» **GOAL OF THE EXERCISE**
Check every line for the word "pixels" and state how many lines have it. Reply with the number alone.

[Dataset records]
================
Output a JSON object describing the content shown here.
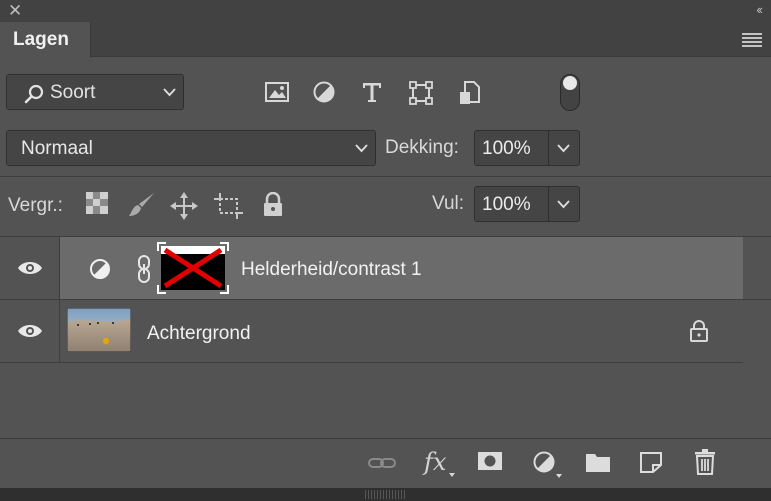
{
  "panel": {
    "close_glyph": "✕",
    "collapse_glyph": "‹‹",
    "tab_label": "Lagen"
  },
  "filter": {
    "kind_label": "Soort",
    "icons": [
      "image-filter-icon",
      "adjustment-filter-icon",
      "type-filter-icon",
      "shape-filter-icon",
      "smart-object-filter-icon"
    ],
    "filter_toggle_on": true
  },
  "blend": {
    "mode": "Normaal",
    "opacity_label": "Dekking:",
    "opacity_value": "100%"
  },
  "locks": {
    "label": "Vergr.:",
    "icons": [
      "lock-transparent-pixels-icon",
      "lock-image-pixels-icon",
      "lock-position-icon",
      "lock-artboard-icon",
      "lock-all-icon"
    ],
    "fill_label": "Vul:",
    "fill_value": "100%"
  },
  "layers": [
    {
      "name": "Helderheid/contrast 1",
      "type": "adjustment",
      "selected": true,
      "visible": true
    },
    {
      "name": "Achtergrond",
      "type": "background",
      "selected": false,
      "visible": true,
      "locked": true
    }
  ],
  "footer_icons": [
    "link-layers-icon",
    "fx-icon",
    "add-mask-icon",
    "new-adjustment-icon",
    "new-group-icon",
    "new-layer-icon",
    "delete-icon"
  ],
  "footer": {
    "fx_text": "fx"
  },
  "colors": {
    "panel_bg": "#535353",
    "selected_layer": "#6b6b6b",
    "mask_x": "#e00000"
  }
}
================
» **RESULT OF THE EXERCISE**
2